In the listing that follows, how many lines contain the string "iobandwidth"? Provide only the number.

> [RAW RECORDS]
—————

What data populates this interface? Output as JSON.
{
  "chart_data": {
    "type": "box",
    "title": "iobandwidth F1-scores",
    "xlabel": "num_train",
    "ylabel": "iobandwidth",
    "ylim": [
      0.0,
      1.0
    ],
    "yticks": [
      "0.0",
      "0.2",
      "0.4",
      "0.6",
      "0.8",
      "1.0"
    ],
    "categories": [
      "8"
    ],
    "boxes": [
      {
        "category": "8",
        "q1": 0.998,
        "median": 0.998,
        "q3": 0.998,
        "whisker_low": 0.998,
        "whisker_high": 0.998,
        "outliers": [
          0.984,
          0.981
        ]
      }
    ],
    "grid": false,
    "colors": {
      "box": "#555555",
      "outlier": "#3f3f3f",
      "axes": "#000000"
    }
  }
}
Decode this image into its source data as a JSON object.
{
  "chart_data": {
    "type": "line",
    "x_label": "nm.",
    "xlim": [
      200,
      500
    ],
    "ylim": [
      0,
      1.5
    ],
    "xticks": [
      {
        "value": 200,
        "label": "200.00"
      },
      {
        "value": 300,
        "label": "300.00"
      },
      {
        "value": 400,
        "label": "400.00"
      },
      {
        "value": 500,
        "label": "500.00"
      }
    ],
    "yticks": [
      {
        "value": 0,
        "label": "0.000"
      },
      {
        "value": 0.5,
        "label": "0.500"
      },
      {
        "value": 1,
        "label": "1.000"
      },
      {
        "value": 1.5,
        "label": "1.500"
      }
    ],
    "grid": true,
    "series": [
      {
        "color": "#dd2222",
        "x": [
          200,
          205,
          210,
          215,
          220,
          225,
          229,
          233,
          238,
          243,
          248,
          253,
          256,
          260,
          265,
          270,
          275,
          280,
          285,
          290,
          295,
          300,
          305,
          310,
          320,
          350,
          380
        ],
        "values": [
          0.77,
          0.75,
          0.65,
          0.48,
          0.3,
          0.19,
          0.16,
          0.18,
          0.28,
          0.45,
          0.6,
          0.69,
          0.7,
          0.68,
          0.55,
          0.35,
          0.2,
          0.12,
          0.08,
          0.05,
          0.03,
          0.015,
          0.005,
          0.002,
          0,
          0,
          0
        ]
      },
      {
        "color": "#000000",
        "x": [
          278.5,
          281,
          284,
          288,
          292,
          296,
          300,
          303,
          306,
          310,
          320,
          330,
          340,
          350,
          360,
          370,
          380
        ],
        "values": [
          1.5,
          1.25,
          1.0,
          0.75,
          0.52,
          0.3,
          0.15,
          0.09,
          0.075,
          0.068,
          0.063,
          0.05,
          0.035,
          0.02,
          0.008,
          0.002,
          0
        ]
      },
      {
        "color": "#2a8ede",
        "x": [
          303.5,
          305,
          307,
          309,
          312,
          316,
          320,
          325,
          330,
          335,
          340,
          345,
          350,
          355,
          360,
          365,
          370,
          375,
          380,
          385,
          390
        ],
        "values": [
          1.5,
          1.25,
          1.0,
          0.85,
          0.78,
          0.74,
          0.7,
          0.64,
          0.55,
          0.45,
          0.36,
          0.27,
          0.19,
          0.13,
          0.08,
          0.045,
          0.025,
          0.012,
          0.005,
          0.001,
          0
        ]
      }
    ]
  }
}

—————

> [FINAL ANSWER] 2